** Data supplied follows **
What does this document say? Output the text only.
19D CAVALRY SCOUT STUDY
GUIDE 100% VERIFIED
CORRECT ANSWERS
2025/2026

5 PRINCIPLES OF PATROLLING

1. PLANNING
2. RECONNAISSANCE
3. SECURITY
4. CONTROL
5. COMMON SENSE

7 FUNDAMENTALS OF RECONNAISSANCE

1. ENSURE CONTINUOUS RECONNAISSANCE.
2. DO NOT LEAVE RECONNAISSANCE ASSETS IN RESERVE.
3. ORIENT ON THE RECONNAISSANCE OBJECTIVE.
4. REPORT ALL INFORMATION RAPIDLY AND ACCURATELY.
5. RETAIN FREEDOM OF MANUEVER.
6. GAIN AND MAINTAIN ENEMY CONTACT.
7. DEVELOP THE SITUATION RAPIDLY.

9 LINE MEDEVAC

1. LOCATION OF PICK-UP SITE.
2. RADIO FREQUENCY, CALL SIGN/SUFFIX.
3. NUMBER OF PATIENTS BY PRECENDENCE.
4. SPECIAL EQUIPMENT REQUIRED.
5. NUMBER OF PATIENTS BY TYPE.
** End of Data supplied **
Work order: Make a faithful copy of every record above.

Answer to the exercise:
What does this document say? Output the text only.
19D CAVALRY SCOUT STUDY
GUIDE 100% VERIFIED
CORRECT ANSWERS
2025/2026

5 PRINCIPLES OF PATROLLING

1. PLANNING
2. RECONNAISSANCE
3. SECURITY
4. CONTROL
5. COMMON SENSE

7 FUNDAMENTALS OF RECONNAISSANCE

1. ENSURE CONTINUOUS RECONNAISSANCE.
2. DO NOT LEAVE RECONNAISSANCE ASSETS IN RESERVE.
3. ORIENT ON THE RECONNAISSANCE OBJECTIVE.
4. REPORT ALL INFORMATION RAPIDLY AND ACCURATELY.
5. RETAIN FREEDOM OF MANUEVER.
6. GAIN AND MAINTAIN ENEMY CONTACT.
7. DEVELOP THE SITUATION RAPIDLY.

9 LINE MEDEVAC

1. LOCATION OF PICK-UP SITE.
2. RADIO FREQUENCY, CALL SIGN/SUFFIX.
3. NUMBER OF PATIENTS BY PRECENDENCE.
4. SPECIAL EQUIPMENT REQUIRED.
5. NUMBER OF PATIENTS BY TYPE.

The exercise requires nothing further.